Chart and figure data
━━━━━━━━
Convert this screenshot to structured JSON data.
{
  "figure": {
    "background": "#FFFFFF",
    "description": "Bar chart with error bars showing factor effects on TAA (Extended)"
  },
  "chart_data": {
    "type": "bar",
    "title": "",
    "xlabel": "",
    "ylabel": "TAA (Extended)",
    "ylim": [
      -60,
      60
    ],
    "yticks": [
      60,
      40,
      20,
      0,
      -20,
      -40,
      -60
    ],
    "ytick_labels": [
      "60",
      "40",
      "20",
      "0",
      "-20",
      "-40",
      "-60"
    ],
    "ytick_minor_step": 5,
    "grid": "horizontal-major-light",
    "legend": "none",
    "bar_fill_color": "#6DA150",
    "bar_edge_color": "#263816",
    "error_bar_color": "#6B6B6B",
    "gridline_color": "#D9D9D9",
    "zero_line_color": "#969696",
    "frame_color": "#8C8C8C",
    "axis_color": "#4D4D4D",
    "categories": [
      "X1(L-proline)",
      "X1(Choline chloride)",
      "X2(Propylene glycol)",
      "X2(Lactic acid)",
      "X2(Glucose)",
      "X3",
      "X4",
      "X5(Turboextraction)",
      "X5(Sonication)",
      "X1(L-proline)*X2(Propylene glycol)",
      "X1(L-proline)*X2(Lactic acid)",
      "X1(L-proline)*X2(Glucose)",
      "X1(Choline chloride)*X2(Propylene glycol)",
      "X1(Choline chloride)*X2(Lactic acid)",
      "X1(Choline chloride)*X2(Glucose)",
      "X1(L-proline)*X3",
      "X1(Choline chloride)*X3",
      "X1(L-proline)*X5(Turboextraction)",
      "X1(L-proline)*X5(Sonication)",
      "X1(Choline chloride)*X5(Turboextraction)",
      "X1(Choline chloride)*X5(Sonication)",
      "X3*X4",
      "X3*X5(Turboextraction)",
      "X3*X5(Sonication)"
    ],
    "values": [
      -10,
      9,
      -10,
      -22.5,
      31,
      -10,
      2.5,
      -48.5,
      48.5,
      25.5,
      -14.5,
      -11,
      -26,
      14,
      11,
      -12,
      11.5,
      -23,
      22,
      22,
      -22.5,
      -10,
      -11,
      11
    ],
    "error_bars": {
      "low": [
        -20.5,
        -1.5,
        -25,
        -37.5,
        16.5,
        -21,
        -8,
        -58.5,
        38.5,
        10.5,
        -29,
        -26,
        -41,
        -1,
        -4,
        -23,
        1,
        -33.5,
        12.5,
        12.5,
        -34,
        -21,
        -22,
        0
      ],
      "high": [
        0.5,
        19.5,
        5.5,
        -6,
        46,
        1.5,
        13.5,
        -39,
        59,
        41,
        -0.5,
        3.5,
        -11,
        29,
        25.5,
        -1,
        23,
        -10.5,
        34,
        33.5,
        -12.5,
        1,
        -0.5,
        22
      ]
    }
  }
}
━━━━━━━━
Task prompt: The entries above must be returned in full, exactly as shown.

Finished task:
Convert this screenshot to structured JSON data.
{
  "figure": {
    "background": "#FFFFFF",
    "description": "Bar chart with error bars showing factor effects on TAA (Extended)"
  },
  "chart_data": {
    "type": "bar",
    "title": "",
    "xlabel": "",
    "ylabel": "TAA (Extended)",
    "ylim": [
      -60,
      60
    ],
    "yticks": [
      60,
      40,
      20,
      0,
      -20,
      -40,
      -60
    ],
    "ytick_labels": [
      "60",
      "40",
      "20",
      "0",
      "-20",
      "-40",
      "-60"
    ],
    "ytick_minor_step": 5,
    "grid": "horizontal-major-light",
    "legend": "none",
    "bar_fill_color": "#6DA150",
    "bar_edge_color": "#263816",
    "error_bar_color": "#6B6B6B",
    "gridline_color": "#D9D9D9",
    "zero_line_color": "#969696",
    "frame_color": "#8C8C8C",
    "axis_color": "#4D4D4D",
    "categories": [
      "X1(L-proline)",
      "X1(Choline chloride)",
      "X2(Propylene glycol)",
      "X2(Lactic acid)",
      "X2(Glucose)",
      "X3",
      "X4",
      "X5(Turboextraction)",
      "X5(Sonication)",
      "X1(L-proline)*X2(Propylene glycol)",
      "X1(L-proline)*X2(Lactic acid)",
      "X1(L-proline)*X2(Glucose)",
      "X1(Choline chloride)*X2(Propylene glycol)",
      "X1(Choline chloride)*X2(Lactic acid)",
      "X1(Choline chloride)*X2(Glucose)",
      "X1(L-proline)*X3",
      "X1(Choline chloride)*X3",
      "X1(L-proline)*X5(Turboextraction)",
      "X1(L-proline)*X5(Sonication)",
      "X1(Choline chloride)*X5(Turboextraction)",
      "X1(Choline chloride)*X5(Sonication)",
      "X3*X4",
      "X3*X5(Turboextraction)",
      "X3*X5(Sonication)"
    ],
    "values": [
      -10,
      9,
      -10,
      -22.5,
      31,
      -10,
      2.5,
      -48.5,
      48.5,
      25.5,
      -14.5,
      -11,
      -26,
      14,
      11,
      -12,
      11.5,
      -23,
      22,
      22,
      -22.5,
      -10,
      -11,
      11
    ],
    "error_bars": {
      "low": [
        -20.5,
        -1.5,
        -25,
        -37.5,
        16.5,
        -21,
        -8,
        -58.5,
        38.5,
        10.5,
        -29,
        -26,
        -41,
        -1,
        -4,
        -23,
        1,
        -33.5,
        12.5,
        12.5,
        -34,
        -21,
        -22,
        0
      ],
      "high": [
        0.5,
        19.5,
        5.5,
        -6,
        46,
        1.5,
        13.5,
        -39,
        59,
        41,
        -0.5,
        3.5,
        -11,
        29,
        25.5,
        -1,
        23,
        -10.5,
        34,
        33.5,
        -12.5,
        1,
        -0.5,
        22
      ]
    }
  }
}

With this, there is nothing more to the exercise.